**Problem description:** Select every line containing the word "cause" from the material, and copy those lines.

-*-

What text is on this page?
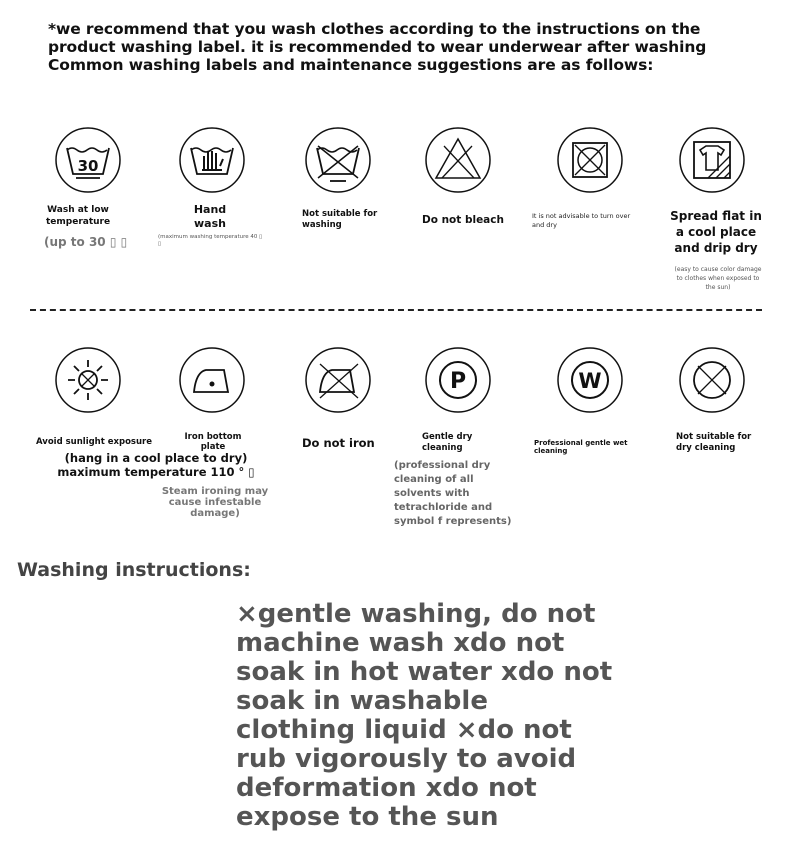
*we recommend that you wash clothes according to the instructions on the product washing label. it is recommended to wear underwear after washing Common washing labels and maintenance suggestions are as follows:
30
Wash at low temperature
(up to 30 ▯ ▯
Hand wash
(maximum washing temperature 40 ▯ ▯
Not suitable for washing	Do not bleach	It is not advisable to turn over and dry
Spread flat in a cool place and drip dry
(easy to cause color damage to clothes when exposed to the sun)
Avoid sunlight exposure
(hang in a cool place to dry) maximum temperature 110 ° ▯
Iron bottom plate
Steam ironing may cause infestable damage)
Do not iron
P
Gentle dry cleaning
(professional dry cleaning of all solvents with tetrachloride and symbol f represents)
W
Professional gentle wet cleaning
Not suitable for dry cleaning
Washing instructions:
×gentle washing, do not machine wash xdo not soak in hot water xdo not soak in washable clothing liquid ×do not rub vigorously to avoid deformation xdo not expose to the sun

-*-

**Solved exercise:**
(easy to cause color damage to clothes when exposed to the sun)
Steam ironing may cause infestable damage)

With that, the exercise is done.